Each line that holds the word "name" counts once; report how many lines do so and nothing else.

***

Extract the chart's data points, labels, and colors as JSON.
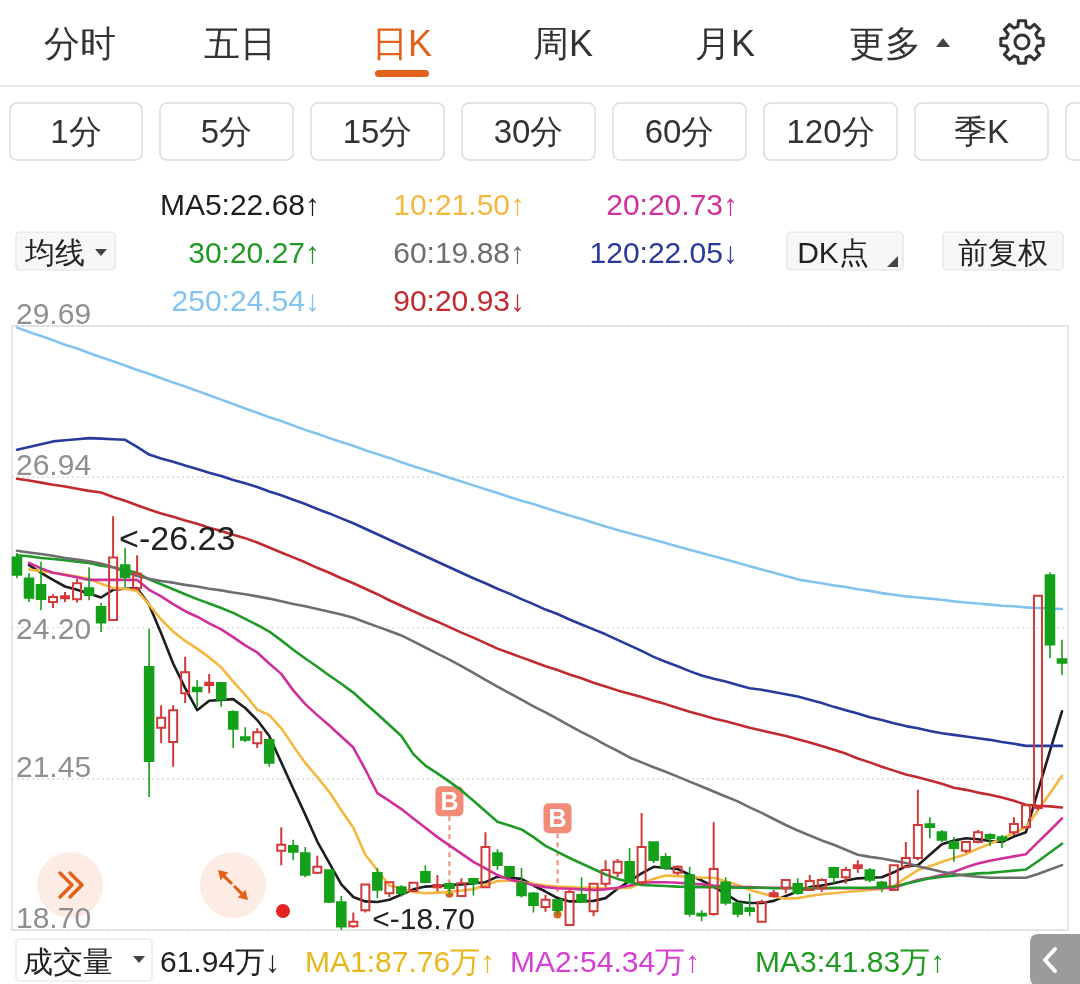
{
  "chart_data": {
    "type": "candlestick",
    "categories": [
      null,
      null,
      null,
      null,
      null,
      null,
      null,
      null,
      null,
      null,
      null,
      null,
      null,
      null,
      null,
      null,
      null,
      null,
      null,
      null,
      null,
      null,
      null,
      null,
      null,
      null,
      null,
      null,
      null,
      null,
      null,
      null,
      null,
      null,
      null,
      null,
      null,
      null,
      null,
      null,
      null,
      null,
      null,
      null,
      null,
      null,
      null,
      null,
      null,
      null,
      null,
      null,
      null,
      null,
      null,
      null,
      null,
      null,
      null,
      null,
      null,
      null,
      null,
      null,
      null,
      null,
      null,
      null,
      null,
      null,
      null,
      null,
      null,
      null,
      null,
      null,
      null,
      null,
      null,
      null,
      null,
      null,
      null,
      null,
      null,
      null,
      null,
      null
    ],
    "ohlc": [
      [
        25.48,
        25.56,
        25.1,
        25.16
      ],
      [
        25.1,
        25.19,
        24.67,
        24.74
      ],
      [
        24.98,
        25.4,
        24.52,
        24.72
      ],
      [
        24.67,
        24.81,
        24.56,
        24.76
      ],
      [
        24.74,
        24.85,
        24.67,
        24.77
      ],
      [
        24.72,
        25.09,
        24.66,
        25.01
      ],
      [
        24.92,
        25.3,
        24.7,
        24.79
      ],
      [
        24.58,
        24.65,
        24.12,
        24.29
      ],
      [
        24.34,
        26.23,
        24.33,
        25.48
      ],
      [
        25.34,
        25.65,
        24.94,
        25.12
      ],
      [
        24.92,
        25.52,
        24.89,
        25.18
      ],
      [
        23.49,
        24.18,
        21.12,
        21.77
      ],
      [
        22.38,
        22.79,
        22.1,
        22.56
      ],
      [
        22.12,
        22.79,
        21.67,
        22.7
      ],
      [
        23.01,
        23.67,
        22.83,
        23.39
      ],
      [
        23.11,
        23.25,
        22.76,
        23.04
      ],
      [
        23.16,
        23.36,
        23.01,
        23.2
      ],
      [
        23.2,
        23.21,
        22.76,
        22.89
      ],
      [
        22.67,
        22.7,
        22.01,
        22.36
      ],
      [
        22.21,
        22.39,
        22.12,
        22.16
      ],
      [
        22.1,
        22.37,
        22.01,
        22.3
      ],
      [
        22.16,
        22.19,
        21.67,
        21.74
      ],
      [
        20.14,
        20.57,
        19.88,
        20.25
      ],
      [
        20.23,
        20.34,
        19.97,
        20.12
      ],
      [
        20.1,
        20.21,
        19.66,
        19.7
      ],
      [
        19.74,
        20.05,
        19.72,
        19.85
      ],
      [
        19.79,
        19.8,
        19.19,
        19.21
      ],
      [
        19.21,
        19.32,
        18.7,
        18.76
      ],
      [
        18.77,
        19.02,
        18.74,
        18.85
      ],
      [
        19.06,
        19.54,
        19.02,
        19.53
      ],
      [
        19.74,
        19.83,
        19.28,
        19.43
      ],
      [
        19.37,
        19.58,
        19.3,
        19.57
      ],
      [
        19.48,
        19.52,
        19.31,
        19.37
      ],
      [
        19.41,
        19.57,
        19.39,
        19.56
      ],
      [
        19.76,
        19.88,
        19.55,
        19.57
      ],
      [
        19.48,
        19.7,
        19.4,
        19.52
      ],
      [
        19.54,
        19.57,
        19.36,
        19.46
      ],
      [
        19.32,
        19.64,
        19.3,
        19.55
      ],
      [
        19.63,
        19.65,
        19.33,
        19.55
      ],
      [
        19.48,
        20.48,
        19.46,
        20.21
      ],
      [
        20.1,
        20.17,
        19.79,
        19.88
      ],
      [
        19.85,
        19.86,
        19.64,
        19.68
      ],
      [
        19.55,
        19.83,
        19.29,
        19.33
      ],
      [
        19.37,
        19.39,
        19.02,
        19.15
      ],
      [
        19.12,
        19.34,
        19.03,
        19.25
      ],
      [
        19.25,
        19.26,
        18.98,
        19.06
      ],
      [
        18.79,
        19.43,
        18.77,
        19.39
      ],
      [
        19.34,
        19.66,
        19.19,
        19.21
      ],
      [
        19.04,
        19.56,
        18.95,
        19.54
      ],
      [
        19.54,
        19.97,
        19.48,
        19.79
      ],
      [
        19.74,
        19.99,
        19.66,
        19.94
      ],
      [
        19.94,
        20.19,
        19.55,
        19.57
      ],
      [
        19.57,
        20.83,
        19.52,
        20.21
      ],
      [
        20.3,
        20.31,
        19.92,
        19.97
      ],
      [
        20.03,
        20.1,
        19.79,
        19.83
      ],
      [
        19.74,
        19.88,
        19.7,
        19.85
      ],
      [
        19.7,
        19.85,
        18.94,
        18.99
      ],
      [
        18.99,
        19.06,
        18.86,
        18.97
      ],
      [
        18.99,
        20.66,
        18.96,
        19.81
      ],
      [
        19.57,
        19.66,
        19.15,
        19.19
      ],
      [
        19.19,
        19.21,
        18.93,
        18.99
      ],
      [
        19.1,
        19.37,
        18.95,
        19.04
      ],
      [
        18.85,
        19.25,
        18.83,
        19.21
      ],
      [
        19.32,
        19.43,
        19.29,
        19.37
      ],
      [
        19.46,
        19.63,
        19.37,
        19.61
      ],
      [
        19.54,
        19.64,
        19.34,
        19.37
      ],
      [
        19.43,
        19.7,
        19.41,
        19.59
      ],
      [
        19.46,
        19.64,
        19.39,
        19.61
      ],
      [
        19.83,
        19.85,
        19.55,
        19.66
      ],
      [
        19.66,
        19.85,
        19.54,
        19.79
      ],
      [
        19.83,
        19.97,
        19.74,
        19.88
      ],
      [
        19.79,
        19.83,
        19.57,
        19.61
      ],
      [
        19.57,
        19.59,
        19.39,
        19.5
      ],
      [
        19.43,
        19.88,
        19.41,
        19.88
      ],
      [
        19.85,
        20.3,
        19.83,
        20.01
      ],
      [
        20.01,
        21.25,
        19.97,
        20.61
      ],
      [
        20.63,
        20.75,
        20.37,
        20.57
      ],
      [
        20.48,
        20.52,
        20.3,
        20.34
      ],
      [
        20.3,
        20.39,
        19.94,
        20.19
      ],
      [
        20.14,
        20.3,
        20.1,
        20.3
      ],
      [
        20.3,
        20.52,
        20.28,
        20.48
      ],
      [
        20.43,
        20.46,
        20.23,
        20.37
      ],
      [
        20.39,
        20.43,
        20.19,
        20.34
      ],
      [
        20.48,
        20.75,
        20.43,
        20.63
      ],
      [
        20.57,
        20.99,
        20.55,
        20.97
      ],
      [
        20.92,
        24.78,
        20.88,
        24.78
      ],
      [
        25.16,
        25.21,
        23.65,
        23.89
      ],
      [
        23.63,
        23.98,
        23.34,
        23.56
      ]
    ],
    "series": [
      {
        "type": "line",
        "name": "MA5:22.68↑",
        "color": "#1e1e1e",
        "values": [
          null,
          25.34,
          25.2,
          25.07,
          24.95,
          24.89,
          null,
          24.75,
          24.89,
          24.91,
          24.92,
          24.62,
          24.1,
          23.55,
          23.1,
          22.7,
          22.87,
          null,
          22.9,
          22.74,
          22.52,
          22.23,
          21.75,
          21.27,
          20.8,
          20.31,
          null,
          19.53,
          19.3,
          19.22,
          19.21,
          19.25,
          null,
          19.44,
          19.49,
          19.5,
          null,
          19.53,
          null,
          19.57,
          19.67,
          null,
          19.63,
          19.51,
          19.4,
          19.28,
          19.22,
          null,
          19.23,
          19.28,
          19.45,
          null,
          19.73,
          19.85,
          null,
          19.81,
          null,
          19.6,
          19.49,
          null,
          19.22,
          19.19,
          19.19,
          19.23,
          19.32,
          null,
          19.48,
          19.51,
          19.55,
          19.6,
          19.64,
          null,
          19.66,
          19.75,
          19.86,
          19.88,
          20.07,
          20.26,
          20.33,
          20.37,
          20.35,
          20.32,
          20.3,
          20.4,
          20.48,
          21.23,
          21.96,
          22.68
        ]
      },
      {
        "type": "line",
        "name": "10:21.50↑",
        "color": "#f4b740",
        "values": [
          null,
          25.26,
          25.23,
          25.2,
          25.17,
          25.13,
          25.09,
          25.0,
          24.92,
          24.91,
          24.87,
          24.62,
          24.35,
          24.13,
          23.96,
          23.82,
          23.66,
          23.48,
          23.22,
          22.98,
          22.71,
          22.61,
          22.37,
          22.05,
          21.74,
          21.48,
          21.21,
          20.88,
          20.56,
          20.07,
          null,
          19.51,
          null,
          19.39,
          19.37,
          19.38,
          19.39,
          19.42,
          19.44,
          19.52,
          19.59,
          19.6,
          null,
          19.54,
          19.51,
          19.49,
          19.48,
          19.47,
          19.47,
          19.46,
          19.46,
          19.47,
          19.55,
          19.63,
          19.69,
          19.68,
          null,
          19.65,
          19.65,
          null,
          19.52,
          19.43,
          19.37,
          19.31,
          19.27,
          19.28,
          19.32,
          19.35,
          19.37,
          19.39,
          19.41,
          19.43,
          19.45,
          19.5,
          19.65,
          19.79,
          19.86,
          19.94,
          20.01,
          20.08,
          20.18,
          20.27,
          null,
          20.46,
          20.57,
          20.88,
          21.19,
          21.5
        ]
      },
      {
        "type": "line",
        "name": "20:20.73↑",
        "color": "#d02f9c",
        "values": [
          null,
          25.38,
          25.28,
          25.2,
          25.16,
          25.12,
          25.07,
          25.07,
          25.07,
          25.07,
          25.07,
          24.89,
          24.77,
          24.63,
          24.5,
          24.4,
          24.28,
          24.17,
          24.03,
          23.88,
          23.75,
          23.55,
          23.36,
          23.06,
          22.81,
          22.61,
          22.42,
          22.22,
          22.02,
          21.62,
          21.19,
          21.05,
          20.9,
          20.73,
          20.56,
          20.39,
          20.24,
          20.09,
          19.94,
          19.82,
          19.7,
          19.62,
          null,
          19.52,
          19.48,
          19.46,
          19.45,
          19.44,
          19.43,
          19.44,
          19.47,
          19.51,
          19.56,
          19.57,
          19.57,
          19.56,
          null,
          19.53,
          19.51,
          null,
          19.48,
          19.48,
          19.47,
          19.47,
          19.47,
          null,
          19.46,
          19.46,
          19.46,
          19.46,
          19.46,
          19.46,
          19.46,
          19.47,
          19.54,
          19.61,
          19.65,
          19.7,
          19.76,
          19.84,
          19.91,
          19.96,
          20.0,
          20.04,
          20.08,
          20.3,
          20.51,
          20.73
        ]
      },
      {
        "type": "line",
        "name": "30:20.27↑",
        "color": "#1f9a26",
        "values": [
          25.52,
          25.5,
          25.47,
          25.45,
          25.43,
          25.4,
          25.38,
          25.33,
          25.3,
          null,
          25.2,
          25.08,
          24.99,
          24.9,
          24.81,
          24.72,
          24.64,
          24.56,
          24.47,
          24.36,
          24.25,
          24.13,
          23.97,
          23.8,
          23.64,
          23.49,
          23.33,
          23.18,
          23.02,
          22.82,
          22.63,
          22.43,
          22.23,
          21.9,
          21.69,
          21.55,
          21.4,
          21.24,
          21.05,
          20.86,
          20.67,
          20.6,
          20.53,
          20.39,
          20.23,
          20.12,
          20.01,
          19.91,
          19.81,
          19.71,
          19.63,
          null,
          19.52,
          19.51,
          19.5,
          19.49,
          null,
          19.48,
          19.48,
          null,
          19.47,
          19.47,
          19.47,
          19.46,
          19.46,
          null,
          19.46,
          19.46,
          19.47,
          19.47,
          19.47,
          19.47,
          null,
          19.49,
          19.54,
          19.59,
          19.64,
          19.67,
          19.69,
          19.71,
          19.73,
          19.74,
          19.76,
          19.78,
          19.8,
          19.95,
          20.11,
          20.27
        ]
      },
      {
        "type": "line",
        "name": "60:19.88↑",
        "color": "#6e6e6e",
        "values": [
          25.6,
          25.57,
          25.54,
          25.51,
          25.47,
          25.44,
          25.41,
          25.37,
          25.3,
          null,
          25.14,
          25.09,
          25.05,
          25.02,
          24.98,
          24.95,
          24.91,
          24.88,
          24.84,
          24.81,
          24.77,
          24.73,
          24.68,
          24.63,
          24.59,
          24.54,
          24.49,
          24.44,
          24.38,
          24.3,
          24.22,
          24.14,
          24.06,
          23.95,
          23.84,
          23.73,
          23.62,
          23.5,
          23.38,
          23.25,
          23.13,
          23.01,
          22.89,
          22.77,
          22.66,
          22.54,
          22.42,
          22.3,
          22.19,
          22.07,
          21.96,
          21.84,
          21.75,
          21.66,
          21.58,
          21.49,
          21.4,
          21.31,
          21.22,
          21.13,
          21.04,
          20.93,
          20.83,
          20.72,
          20.61,
          20.51,
          20.42,
          20.33,
          20.25,
          20.16,
          20.07,
          20.03,
          20.0,
          19.96,
          19.92,
          19.86,
          19.81,
          19.76,
          19.72,
          19.69,
          19.67,
          19.65,
          19.65,
          19.65,
          19.65,
          19.72,
          19.8,
          19.88
        ]
      },
      {
        "type": "line",
        "name": "120:22.05↓",
        "color": "#283b9c",
        "values": [
          27.44,
          27.49,
          27.54,
          27.59,
          27.61,
          27.63,
          27.65,
          27.64,
          27.63,
          27.62,
          27.49,
          27.35,
          27.28,
          27.22,
          27.15,
          27.09,
          27.02,
          26.96,
          26.89,
          26.83,
          26.76,
          26.68,
          26.61,
          26.53,
          26.45,
          26.36,
          26.28,
          26.19,
          26.1,
          26.0,
          25.9,
          25.8,
          25.7,
          25.6,
          25.5,
          25.4,
          25.3,
          25.2,
          25.1,
          25.01,
          24.91,
          24.82,
          24.72,
          24.63,
          24.53,
          24.45,
          24.35,
          24.26,
          24.17,
          24.08,
          23.98,
          23.88,
          23.78,
          23.67,
          23.58,
          23.5,
          23.41,
          23.33,
          23.27,
          23.22,
          23.16,
          23.1,
          23.07,
          23.03,
          22.99,
          22.95,
          22.89,
          22.83,
          22.76,
          22.7,
          22.64,
          22.57,
          22.52,
          22.46,
          22.41,
          22.37,
          22.32,
          22.28,
          22.25,
          22.22,
          22.19,
          22.16,
          22.12,
          22.09,
          22.05,
          22.05,
          22.05,
          22.05
        ]
      },
      {
        "type": "line",
        "name": "250:24.54↓",
        "color": "#82c4ef",
        "values": [
          29.66,
          29.58,
          29.51,
          29.43,
          29.35,
          29.28,
          29.2,
          29.12,
          29.05,
          28.97,
          28.89,
          28.82,
          28.74,
          28.66,
          28.59,
          28.51,
          28.43,
          28.35,
          28.27,
          28.19,
          28.11,
          28.03,
          27.96,
          27.88,
          27.8,
          27.73,
          27.65,
          27.58,
          27.51,
          27.43,
          27.36,
          27.29,
          27.21,
          27.14,
          27.07,
          27.0,
          26.93,
          26.86,
          26.79,
          26.72,
          26.65,
          26.58,
          26.51,
          26.45,
          26.38,
          26.31,
          26.24,
          26.18,
          26.11,
          26.04,
          25.98,
          25.92,
          25.86,
          25.8,
          25.74,
          25.68,
          25.62,
          25.56,
          25.5,
          25.44,
          25.38,
          25.32,
          25.26,
          25.2,
          25.14,
          25.08,
          25.04,
          25.01,
          24.97,
          24.94,
          24.9,
          24.87,
          24.83,
          24.8,
          24.77,
          24.75,
          24.73,
          24.71,
          24.68,
          24.66,
          24.64,
          24.62,
          24.6,
          24.59,
          24.57,
          24.56,
          null,
          24.54
        ]
      },
      {
        "type": "line",
        "name": "90:20.93↓",
        "color": "#c12a2f",
        "values": [
          26.91,
          26.88,
          26.84,
          26.8,
          26.77,
          26.73,
          26.69,
          26.66,
          26.58,
          26.51,
          26.43,
          26.35,
          26.28,
          26.22,
          26.15,
          26.09,
          26.02,
          25.96,
          25.89,
          25.83,
          25.75,
          25.66,
          25.57,
          25.48,
          25.39,
          25.29,
          25.2,
          25.1,
          25.01,
          24.91,
          24.81,
          24.7,
          24.6,
          24.5,
          24.4,
          24.31,
          24.21,
          24.11,
          24.02,
          23.92,
          23.82,
          23.74,
          23.66,
          23.58,
          23.5,
          23.43,
          23.35,
          23.28,
          23.2,
          23.13,
          23.06,
          23.0,
          22.94,
          22.87,
          22.81,
          22.74,
          22.67,
          22.61,
          22.55,
          22.5,
          22.44,
          22.38,
          22.33,
          22.28,
          22.23,
          22.17,
          22.11,
          22.05,
          21.98,
          21.91,
          21.82,
          21.75,
          21.67,
          21.6,
          21.53,
          21.48,
          21.42,
          21.36,
          21.29,
          21.25,
          21.2,
          21.16,
          21.11,
          21.05,
          20.98,
          20.96,
          20.95,
          20.93
        ]
      }
    ],
    "ylim": [
      18.7,
      29.69
    ],
    "yticks": [
      29.69,
      26.94,
      {
        "value": 24.2,
        "label": "24.20"
      },
      21.45,
      {
        "value": 18.7,
        "label": "18.70"
      }
    ],
    "grid": "y",
    "legend": "top",
    "tick_labels": "y",
    "annotations": [
      "分时",
      "五日",
      "日K",
      "周K",
      "月K",
      "更多",
      "1分",
      "5分",
      "15分",
      "30分",
      "60分",
      "120分",
      "季K",
      "均线",
      "DK点",
      "前复权",
      "成交量",
      "61.94万↓",
      "MA1:87.76万↑",
      "MA2:54.34万↑",
      "MA3:41.83万↑",
      "<-18.70",
      {
        "text": "<-26.23",
        "y": 26.23
      },
      {
        "text": "B",
        "y": 19.36
      },
      {
        "text": "B",
        "y": 18.98
      }
    ]
  }
}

***

- [Response to the exercise]:
8